GIVEN TEXT
Hypoxia-induced sensitisation of TRPA1 in painful dysesthesia evoked by transient hindlimb ischemia/reperfusion in mice
- Sci Rep. 2016 Mar 17;6:23261. doi: 10.1038/srep23261.
- 1. Department of Molecular Pharmacology, Graduate School of Pharmaceutical Sciences, Kyoto University, 46-29 Yoshida-Shimoadachi-cho, Sakyo-ku, Kyoto 606-8501, Japan.
- 2. Department of Clinical Pharmacology and Therapeutics, Kyoto University Hospital, 54 Shogoin-Kawahara-cho, Sakyo-ku, Kyoto 606-8507, Japan.
- 3. Department of Synthetic Chemistry and Biological Chemistry, Graduate School of Enginnering, Kyoto University, Katsura Campus, Nishikyo-ku, Kyoto 615-8510, Japan.

DATASET
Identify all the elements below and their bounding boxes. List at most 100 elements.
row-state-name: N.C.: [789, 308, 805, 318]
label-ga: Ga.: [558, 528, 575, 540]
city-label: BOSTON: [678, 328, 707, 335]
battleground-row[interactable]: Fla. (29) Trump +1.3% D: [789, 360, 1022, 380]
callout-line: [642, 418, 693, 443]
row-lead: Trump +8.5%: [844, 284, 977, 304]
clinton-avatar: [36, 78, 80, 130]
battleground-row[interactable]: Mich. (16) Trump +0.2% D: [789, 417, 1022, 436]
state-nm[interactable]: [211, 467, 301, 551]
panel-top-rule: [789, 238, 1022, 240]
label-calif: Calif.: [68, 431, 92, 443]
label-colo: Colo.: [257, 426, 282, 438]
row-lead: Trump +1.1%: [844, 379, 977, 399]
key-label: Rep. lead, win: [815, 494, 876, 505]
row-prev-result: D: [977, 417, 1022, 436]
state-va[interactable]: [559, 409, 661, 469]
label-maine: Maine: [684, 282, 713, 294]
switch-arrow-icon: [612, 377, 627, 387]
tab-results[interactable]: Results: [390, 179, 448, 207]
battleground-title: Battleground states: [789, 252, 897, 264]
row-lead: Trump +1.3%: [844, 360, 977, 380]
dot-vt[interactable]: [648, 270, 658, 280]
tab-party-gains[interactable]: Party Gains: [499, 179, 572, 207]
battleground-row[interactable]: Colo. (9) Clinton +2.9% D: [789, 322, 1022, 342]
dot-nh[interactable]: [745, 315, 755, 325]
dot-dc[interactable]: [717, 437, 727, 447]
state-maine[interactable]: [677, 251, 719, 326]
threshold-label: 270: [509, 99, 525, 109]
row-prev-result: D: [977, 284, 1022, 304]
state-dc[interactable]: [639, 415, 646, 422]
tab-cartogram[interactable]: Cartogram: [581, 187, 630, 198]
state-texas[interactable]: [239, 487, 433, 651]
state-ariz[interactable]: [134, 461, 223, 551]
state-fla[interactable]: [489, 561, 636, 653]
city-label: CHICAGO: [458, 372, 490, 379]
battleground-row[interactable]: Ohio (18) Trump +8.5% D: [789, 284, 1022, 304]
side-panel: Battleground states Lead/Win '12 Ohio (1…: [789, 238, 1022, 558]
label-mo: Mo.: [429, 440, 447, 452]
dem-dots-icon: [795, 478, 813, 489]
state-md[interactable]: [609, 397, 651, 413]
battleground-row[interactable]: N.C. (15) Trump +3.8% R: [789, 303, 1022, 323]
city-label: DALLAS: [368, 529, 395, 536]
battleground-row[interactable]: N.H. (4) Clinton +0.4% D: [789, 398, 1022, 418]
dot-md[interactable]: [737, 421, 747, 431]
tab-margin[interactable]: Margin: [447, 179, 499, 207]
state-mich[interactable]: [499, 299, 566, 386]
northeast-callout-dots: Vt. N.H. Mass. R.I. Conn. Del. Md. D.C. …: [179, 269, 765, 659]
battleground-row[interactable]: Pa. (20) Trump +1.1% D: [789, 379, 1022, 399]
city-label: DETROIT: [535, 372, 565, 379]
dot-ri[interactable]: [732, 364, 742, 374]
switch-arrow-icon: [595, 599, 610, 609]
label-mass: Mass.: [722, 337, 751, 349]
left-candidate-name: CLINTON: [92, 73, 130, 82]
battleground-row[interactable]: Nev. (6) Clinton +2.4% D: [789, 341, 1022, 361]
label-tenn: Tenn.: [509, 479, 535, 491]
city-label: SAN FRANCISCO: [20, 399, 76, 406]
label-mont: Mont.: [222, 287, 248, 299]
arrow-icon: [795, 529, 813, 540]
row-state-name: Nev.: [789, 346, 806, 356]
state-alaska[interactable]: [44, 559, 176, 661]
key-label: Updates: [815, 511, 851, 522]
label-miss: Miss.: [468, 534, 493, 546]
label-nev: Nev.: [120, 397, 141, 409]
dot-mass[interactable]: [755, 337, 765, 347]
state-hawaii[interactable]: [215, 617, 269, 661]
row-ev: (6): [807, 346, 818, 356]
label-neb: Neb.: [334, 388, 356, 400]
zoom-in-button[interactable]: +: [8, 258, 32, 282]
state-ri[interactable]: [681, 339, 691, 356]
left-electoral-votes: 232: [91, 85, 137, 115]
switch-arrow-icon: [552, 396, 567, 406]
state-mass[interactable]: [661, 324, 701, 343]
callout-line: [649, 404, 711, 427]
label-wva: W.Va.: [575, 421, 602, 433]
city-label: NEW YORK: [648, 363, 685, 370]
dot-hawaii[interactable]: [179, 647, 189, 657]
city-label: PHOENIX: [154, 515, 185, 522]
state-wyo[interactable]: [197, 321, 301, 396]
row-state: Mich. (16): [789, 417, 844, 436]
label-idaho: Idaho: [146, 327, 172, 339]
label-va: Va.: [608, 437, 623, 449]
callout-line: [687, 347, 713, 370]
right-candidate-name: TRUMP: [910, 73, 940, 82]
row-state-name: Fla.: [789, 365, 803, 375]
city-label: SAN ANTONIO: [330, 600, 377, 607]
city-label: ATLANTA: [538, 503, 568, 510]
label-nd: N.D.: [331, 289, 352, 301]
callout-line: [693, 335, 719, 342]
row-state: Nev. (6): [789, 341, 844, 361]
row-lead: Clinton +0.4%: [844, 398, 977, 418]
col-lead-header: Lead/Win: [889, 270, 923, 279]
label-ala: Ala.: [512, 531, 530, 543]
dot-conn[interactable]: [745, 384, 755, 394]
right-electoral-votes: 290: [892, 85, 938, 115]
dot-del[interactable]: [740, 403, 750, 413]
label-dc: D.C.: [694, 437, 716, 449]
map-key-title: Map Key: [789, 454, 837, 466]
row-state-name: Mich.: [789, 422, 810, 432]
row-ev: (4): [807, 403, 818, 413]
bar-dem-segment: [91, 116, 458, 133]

WHAT YOU ARE ASKED TO DO
From the TRPA1 article header above, extract the passage between "- 2. Department" and "Kyoto 615-8510, Japan.", inclusive, copying it word for word.

EXPECTED OUTPUT
- 2. Department of Clinical Pharmacology and Therapeutics, Kyoto University Hospital, 54 Shogoin-Kawahara-cho, Sakyo-ku, Kyoto 606-8507, Japan.
- 3. Department of Synthetic Chemistry and Biological Chemistry, Graduate School of Enginnering, Kyoto University, Katsura Campus, Nishikyo-ku, Kyoto 615-8510, Japan.